[Saved data entries]
--

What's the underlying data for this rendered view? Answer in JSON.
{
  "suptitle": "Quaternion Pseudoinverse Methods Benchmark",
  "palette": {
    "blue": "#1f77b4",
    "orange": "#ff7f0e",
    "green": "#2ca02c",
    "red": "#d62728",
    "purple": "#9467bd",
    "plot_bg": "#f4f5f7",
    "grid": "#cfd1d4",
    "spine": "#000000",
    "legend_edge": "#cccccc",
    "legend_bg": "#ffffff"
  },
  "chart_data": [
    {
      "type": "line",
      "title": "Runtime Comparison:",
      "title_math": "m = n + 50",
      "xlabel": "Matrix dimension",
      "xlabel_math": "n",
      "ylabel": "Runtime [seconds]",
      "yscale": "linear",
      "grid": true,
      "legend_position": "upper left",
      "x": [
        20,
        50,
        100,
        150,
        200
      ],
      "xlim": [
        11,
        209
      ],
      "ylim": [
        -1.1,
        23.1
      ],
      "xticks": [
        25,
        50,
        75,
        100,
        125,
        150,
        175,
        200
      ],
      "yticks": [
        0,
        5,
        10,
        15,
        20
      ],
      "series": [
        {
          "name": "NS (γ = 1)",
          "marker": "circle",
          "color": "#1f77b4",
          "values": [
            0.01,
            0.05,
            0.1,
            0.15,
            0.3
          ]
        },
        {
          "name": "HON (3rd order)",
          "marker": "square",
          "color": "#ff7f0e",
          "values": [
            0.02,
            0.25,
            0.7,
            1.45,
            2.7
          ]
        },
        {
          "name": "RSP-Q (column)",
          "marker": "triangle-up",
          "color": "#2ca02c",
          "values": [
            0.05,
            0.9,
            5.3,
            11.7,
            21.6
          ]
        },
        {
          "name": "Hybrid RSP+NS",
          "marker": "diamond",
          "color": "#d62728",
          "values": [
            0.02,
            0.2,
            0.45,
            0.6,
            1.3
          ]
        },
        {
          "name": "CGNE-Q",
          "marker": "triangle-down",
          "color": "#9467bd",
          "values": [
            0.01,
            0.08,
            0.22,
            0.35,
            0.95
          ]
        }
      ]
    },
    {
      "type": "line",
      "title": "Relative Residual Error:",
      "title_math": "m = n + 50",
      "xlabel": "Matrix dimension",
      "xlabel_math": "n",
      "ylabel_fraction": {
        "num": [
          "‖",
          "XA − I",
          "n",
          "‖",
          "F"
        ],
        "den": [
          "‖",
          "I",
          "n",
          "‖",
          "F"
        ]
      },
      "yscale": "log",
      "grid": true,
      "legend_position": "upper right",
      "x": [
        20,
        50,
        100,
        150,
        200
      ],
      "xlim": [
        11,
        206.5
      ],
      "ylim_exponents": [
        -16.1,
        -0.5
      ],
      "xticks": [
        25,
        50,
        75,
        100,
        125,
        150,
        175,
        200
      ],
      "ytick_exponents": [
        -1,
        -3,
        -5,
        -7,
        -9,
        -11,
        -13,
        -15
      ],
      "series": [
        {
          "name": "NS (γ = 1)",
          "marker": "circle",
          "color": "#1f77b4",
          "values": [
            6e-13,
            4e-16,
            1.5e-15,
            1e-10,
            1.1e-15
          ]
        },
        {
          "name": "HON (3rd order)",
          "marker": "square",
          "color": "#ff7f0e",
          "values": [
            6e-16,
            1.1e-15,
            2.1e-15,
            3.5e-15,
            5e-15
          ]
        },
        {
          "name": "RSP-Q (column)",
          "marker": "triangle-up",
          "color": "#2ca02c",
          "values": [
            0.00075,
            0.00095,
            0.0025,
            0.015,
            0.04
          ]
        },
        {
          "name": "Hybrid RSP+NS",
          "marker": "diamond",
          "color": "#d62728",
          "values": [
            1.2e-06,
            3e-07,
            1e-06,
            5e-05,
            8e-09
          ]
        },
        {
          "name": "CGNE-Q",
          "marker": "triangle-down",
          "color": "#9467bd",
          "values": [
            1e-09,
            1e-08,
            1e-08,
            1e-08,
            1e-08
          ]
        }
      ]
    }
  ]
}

--

# [Task to carry out]
Return all of the above records exactly, leaving no line out.

# [Exercise result]
What's the underlying data for this rendered view? Answer in JSON.
{
  "suptitle": "Quaternion Pseudoinverse Methods Benchmark",
  "palette": {
    "blue": "#1f77b4",
    "orange": "#ff7f0e",
    "green": "#2ca02c",
    "red": "#d62728",
    "purple": "#9467bd",
    "plot_bg": "#f4f5f7",
    "grid": "#cfd1d4",
    "spine": "#000000",
    "legend_edge": "#cccccc",
    "legend_bg": "#ffffff"
  },
  "chart_data": [
    {
      "type": "line",
      "title": "Runtime Comparison:",
      "title_math": "m = n + 50",
      "xlabel": "Matrix dimension",
      "xlabel_math": "n",
      "ylabel": "Runtime [seconds]",
      "yscale": "linear",
      "grid": true,
      "legend_position": "upper left",
      "x": [
        20,
        50,
        100,
        150,
        200
      ],
      "xlim": [
        11,
        209
      ],
      "ylim": [
        -1.1,
        23.1
      ],
      "xticks": [
        25,
        50,
        75,
        100,
        125,
        150,
        175,
        200
      ],
      "yticks": [
        0,
        5,
        10,
        15,
        20
      ],
      "series": [
        {
          "name": "NS (γ = 1)",
          "marker": "circle",
          "color": "#1f77b4",
          "values": [
            0.01,
            0.05,
            0.1,
            0.15,
            0.3
          ]
        },
        {
          "name": "HON (3rd order)",
          "marker": "square",
          "color": "#ff7f0e",
          "values": [
            0.02,
            0.25,
            0.7,
            1.45,
            2.7
          ]
        },
        {
          "name": "RSP-Q (column)",
          "marker": "triangle-up",
          "color": "#2ca02c",
          "values": [
            0.05,
            0.9,
            5.3,
            11.7,
            21.6
          ]
        },
        {
          "name": "Hybrid RSP+NS",
          "marker": "diamond",
          "color": "#d62728",
          "values": [
            0.02,
            0.2,
            0.45,
            0.6,
            1.3
          ]
        },
        {
          "name": "CGNE-Q",
          "marker": "triangle-down",
          "color": "#9467bd",
          "values": [
            0.01,
            0.08,
            0.22,
            0.35,
            0.95
          ]
        }
      ]
    },
    {
      "type": "line",
      "title": "Relative Residual Error:",
      "title_math": "m = n + 50",
      "xlabel": "Matrix dimension",
      "xlabel_math": "n",
      "ylabel_fraction": {
        "num": [
          "‖",
          "XA − I",
          "n",
          "‖",
          "F"
        ],
        "den": [
          "‖",
          "I",
          "n",
          "‖",
          "F"
        ]
      },
      "yscale": "log",
      "grid": true,
      "legend_position": "upper right",
      "x": [
        20,
        50,
        100,
        150,
        200
      ],
      "xlim": [
        11,
        206.5
      ],
      "ylim_exponents": [
        -16.1,
        -0.5
      ],
      "xticks": [
        25,
        50,
        75,
        100,
        125,
        150,
        175,
        200
      ],
      "ytick_exponents": [
        -1,
        -3,
        -5,
        -7,
        -9,
        -11,
        -13,
        -15
      ],
      "series": [
        {
          "name": "NS (γ = 1)",
          "marker": "circle",
          "color": "#1f77b4",
          "values": [
            6e-13,
            4e-16,
            1.5e-15,
            1e-10,
            1.1e-15
          ]
        },
        {
          "name": "HON (3rd order)",
          "marker": "square",
          "color": "#ff7f0e",
          "values": [
            6e-16,
            1.1e-15,
            2.1e-15,
            3.5e-15,
            5e-15
          ]
        },
        {
          "name": "RSP-Q (column)",
          "marker": "triangle-up",
          "color": "#2ca02c",
          "values": [
            0.00075,
            0.00095,
            0.0025,
            0.015,
            0.04
          ]
        },
        {
          "name": "Hybrid RSP+NS",
          "marker": "diamond",
          "color": "#d62728",
          "values": [
            1.2e-06,
            3e-07,
            1e-06,
            5e-05,
            8e-09
          ]
        },
        {
          "name": "CGNE-Q",
          "marker": "triangle-down",
          "color": "#9467bd",
          "values": [
            1e-09,
            1e-08,
            1e-08,
            1e-08,
            1e-08
          ]
        }
      ]
    }
  ]
}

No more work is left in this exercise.